=== EXERCISE ===
Show all lines holding the string "RECRUTEMENT".

=== DATA FOR THE TASK ===
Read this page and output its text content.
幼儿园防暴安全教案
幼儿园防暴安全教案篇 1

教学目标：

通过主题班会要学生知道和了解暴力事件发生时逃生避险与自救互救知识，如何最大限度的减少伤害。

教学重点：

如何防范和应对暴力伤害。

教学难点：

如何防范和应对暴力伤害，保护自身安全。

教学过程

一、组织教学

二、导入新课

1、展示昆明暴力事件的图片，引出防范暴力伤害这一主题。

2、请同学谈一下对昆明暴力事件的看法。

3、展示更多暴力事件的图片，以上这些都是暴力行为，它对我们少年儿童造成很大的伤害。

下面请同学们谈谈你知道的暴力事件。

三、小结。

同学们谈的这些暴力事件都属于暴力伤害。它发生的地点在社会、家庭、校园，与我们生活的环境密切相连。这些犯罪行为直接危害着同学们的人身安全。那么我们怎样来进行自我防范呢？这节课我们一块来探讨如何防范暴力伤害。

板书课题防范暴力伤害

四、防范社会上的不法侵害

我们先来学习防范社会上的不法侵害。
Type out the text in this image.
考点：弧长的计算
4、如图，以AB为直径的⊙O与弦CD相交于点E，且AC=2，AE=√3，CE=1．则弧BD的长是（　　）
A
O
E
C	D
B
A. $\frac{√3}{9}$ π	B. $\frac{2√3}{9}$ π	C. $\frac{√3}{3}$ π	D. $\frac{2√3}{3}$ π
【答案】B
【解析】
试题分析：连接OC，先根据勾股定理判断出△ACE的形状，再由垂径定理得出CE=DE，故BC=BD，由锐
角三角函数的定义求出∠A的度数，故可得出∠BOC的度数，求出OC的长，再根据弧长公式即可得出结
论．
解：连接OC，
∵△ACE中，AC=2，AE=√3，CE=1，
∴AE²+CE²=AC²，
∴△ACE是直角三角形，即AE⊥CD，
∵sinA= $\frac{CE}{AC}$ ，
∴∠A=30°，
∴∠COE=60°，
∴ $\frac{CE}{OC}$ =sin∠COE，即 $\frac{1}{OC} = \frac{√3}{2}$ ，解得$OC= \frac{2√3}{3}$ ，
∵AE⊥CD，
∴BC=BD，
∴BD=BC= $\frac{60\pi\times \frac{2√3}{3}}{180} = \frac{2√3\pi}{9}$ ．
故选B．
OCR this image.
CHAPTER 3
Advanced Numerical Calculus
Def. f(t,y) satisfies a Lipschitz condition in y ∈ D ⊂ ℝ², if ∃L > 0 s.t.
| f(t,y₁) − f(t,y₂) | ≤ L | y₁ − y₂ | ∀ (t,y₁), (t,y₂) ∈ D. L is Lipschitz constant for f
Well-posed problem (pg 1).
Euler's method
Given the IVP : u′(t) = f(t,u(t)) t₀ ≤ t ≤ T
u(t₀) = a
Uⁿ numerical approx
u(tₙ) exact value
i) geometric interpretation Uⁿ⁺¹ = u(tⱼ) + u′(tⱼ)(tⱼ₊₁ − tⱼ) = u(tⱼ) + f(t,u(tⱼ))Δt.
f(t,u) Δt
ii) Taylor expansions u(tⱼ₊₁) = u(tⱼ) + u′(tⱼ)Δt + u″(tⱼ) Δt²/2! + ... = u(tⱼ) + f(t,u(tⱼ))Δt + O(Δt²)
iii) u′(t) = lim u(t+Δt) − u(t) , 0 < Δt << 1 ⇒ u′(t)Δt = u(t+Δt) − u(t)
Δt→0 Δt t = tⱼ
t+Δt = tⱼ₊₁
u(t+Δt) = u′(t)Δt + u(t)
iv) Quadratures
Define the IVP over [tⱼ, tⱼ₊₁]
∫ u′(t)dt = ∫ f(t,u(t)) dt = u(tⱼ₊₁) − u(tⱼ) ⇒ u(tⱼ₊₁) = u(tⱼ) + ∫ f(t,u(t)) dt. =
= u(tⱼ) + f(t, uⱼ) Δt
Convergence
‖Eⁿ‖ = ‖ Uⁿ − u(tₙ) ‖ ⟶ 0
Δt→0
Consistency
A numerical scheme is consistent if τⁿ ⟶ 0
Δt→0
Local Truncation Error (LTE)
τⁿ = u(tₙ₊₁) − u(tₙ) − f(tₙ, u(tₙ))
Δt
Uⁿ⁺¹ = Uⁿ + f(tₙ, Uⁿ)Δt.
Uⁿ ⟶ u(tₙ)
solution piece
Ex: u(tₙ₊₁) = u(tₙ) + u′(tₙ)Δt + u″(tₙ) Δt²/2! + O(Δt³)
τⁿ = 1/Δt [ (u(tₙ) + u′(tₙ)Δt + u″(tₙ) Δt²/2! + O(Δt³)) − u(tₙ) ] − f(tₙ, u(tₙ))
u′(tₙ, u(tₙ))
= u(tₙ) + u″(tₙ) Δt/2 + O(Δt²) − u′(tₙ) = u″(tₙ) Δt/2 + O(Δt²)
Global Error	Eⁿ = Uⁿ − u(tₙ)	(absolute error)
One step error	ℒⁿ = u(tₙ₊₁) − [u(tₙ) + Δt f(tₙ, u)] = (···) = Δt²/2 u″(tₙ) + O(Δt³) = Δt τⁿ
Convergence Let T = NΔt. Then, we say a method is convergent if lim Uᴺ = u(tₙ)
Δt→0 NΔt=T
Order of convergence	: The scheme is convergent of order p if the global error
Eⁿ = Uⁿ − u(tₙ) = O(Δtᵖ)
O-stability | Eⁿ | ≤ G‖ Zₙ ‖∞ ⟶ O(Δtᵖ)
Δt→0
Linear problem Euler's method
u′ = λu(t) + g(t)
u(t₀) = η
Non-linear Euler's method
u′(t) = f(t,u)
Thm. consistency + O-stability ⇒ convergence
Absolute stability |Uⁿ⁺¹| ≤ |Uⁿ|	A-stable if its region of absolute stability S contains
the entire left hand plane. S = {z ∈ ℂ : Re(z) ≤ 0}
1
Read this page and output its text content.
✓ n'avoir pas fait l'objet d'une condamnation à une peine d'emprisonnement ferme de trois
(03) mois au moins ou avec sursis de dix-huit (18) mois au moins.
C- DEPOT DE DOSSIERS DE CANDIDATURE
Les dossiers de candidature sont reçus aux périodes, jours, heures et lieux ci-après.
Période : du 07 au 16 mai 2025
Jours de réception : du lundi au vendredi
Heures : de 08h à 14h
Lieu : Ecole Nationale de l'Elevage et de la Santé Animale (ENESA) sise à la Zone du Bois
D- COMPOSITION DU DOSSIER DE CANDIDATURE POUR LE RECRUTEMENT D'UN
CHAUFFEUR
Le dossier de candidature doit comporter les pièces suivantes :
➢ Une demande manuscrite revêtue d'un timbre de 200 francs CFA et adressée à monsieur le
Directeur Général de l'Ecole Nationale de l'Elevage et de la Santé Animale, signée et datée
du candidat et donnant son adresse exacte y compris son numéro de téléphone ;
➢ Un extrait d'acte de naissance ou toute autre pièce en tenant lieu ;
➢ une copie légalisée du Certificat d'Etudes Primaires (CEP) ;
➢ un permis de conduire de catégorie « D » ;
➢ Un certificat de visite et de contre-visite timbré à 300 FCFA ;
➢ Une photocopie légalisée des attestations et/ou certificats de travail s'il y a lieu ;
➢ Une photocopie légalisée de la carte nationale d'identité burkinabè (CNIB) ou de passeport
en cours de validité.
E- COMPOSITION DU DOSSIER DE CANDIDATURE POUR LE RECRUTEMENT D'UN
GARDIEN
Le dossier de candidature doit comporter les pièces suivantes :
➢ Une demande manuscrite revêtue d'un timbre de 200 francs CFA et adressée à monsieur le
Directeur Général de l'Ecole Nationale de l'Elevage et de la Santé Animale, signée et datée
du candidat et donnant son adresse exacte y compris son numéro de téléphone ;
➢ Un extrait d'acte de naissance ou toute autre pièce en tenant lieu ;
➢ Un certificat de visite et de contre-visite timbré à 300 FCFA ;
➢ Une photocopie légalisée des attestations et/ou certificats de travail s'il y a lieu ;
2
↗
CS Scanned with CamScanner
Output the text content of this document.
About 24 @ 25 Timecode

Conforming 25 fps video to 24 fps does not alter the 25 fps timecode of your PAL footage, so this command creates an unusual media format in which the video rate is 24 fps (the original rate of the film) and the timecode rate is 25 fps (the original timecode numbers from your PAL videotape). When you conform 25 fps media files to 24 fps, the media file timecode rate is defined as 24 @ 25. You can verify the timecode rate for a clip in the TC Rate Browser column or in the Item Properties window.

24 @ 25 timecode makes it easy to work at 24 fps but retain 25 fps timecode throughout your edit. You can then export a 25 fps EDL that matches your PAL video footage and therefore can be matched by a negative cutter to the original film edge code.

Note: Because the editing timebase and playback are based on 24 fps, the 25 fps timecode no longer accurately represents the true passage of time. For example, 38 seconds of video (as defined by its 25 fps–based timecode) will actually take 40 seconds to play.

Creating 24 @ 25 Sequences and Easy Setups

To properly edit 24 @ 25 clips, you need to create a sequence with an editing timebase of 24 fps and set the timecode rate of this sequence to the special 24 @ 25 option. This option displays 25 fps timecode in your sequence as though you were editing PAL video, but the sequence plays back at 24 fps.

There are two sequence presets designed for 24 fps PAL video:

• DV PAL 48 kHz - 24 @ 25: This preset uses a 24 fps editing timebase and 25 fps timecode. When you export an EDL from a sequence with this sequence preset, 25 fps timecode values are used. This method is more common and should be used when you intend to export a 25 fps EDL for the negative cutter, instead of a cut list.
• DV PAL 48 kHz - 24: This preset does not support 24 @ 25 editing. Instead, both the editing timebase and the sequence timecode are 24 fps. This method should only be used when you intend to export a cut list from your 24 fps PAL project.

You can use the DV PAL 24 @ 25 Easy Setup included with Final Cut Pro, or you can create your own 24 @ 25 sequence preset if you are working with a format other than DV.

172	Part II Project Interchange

=== RESPONSE BELOW ===
D- COMPOSITION DU DOSSIER DE CANDIDATURE POUR LE RECRUTEMENT D'UN
E- COMPOSITION DU DOSSIER DE CANDIDATURE POUR LE RECRUTEMENT D'UN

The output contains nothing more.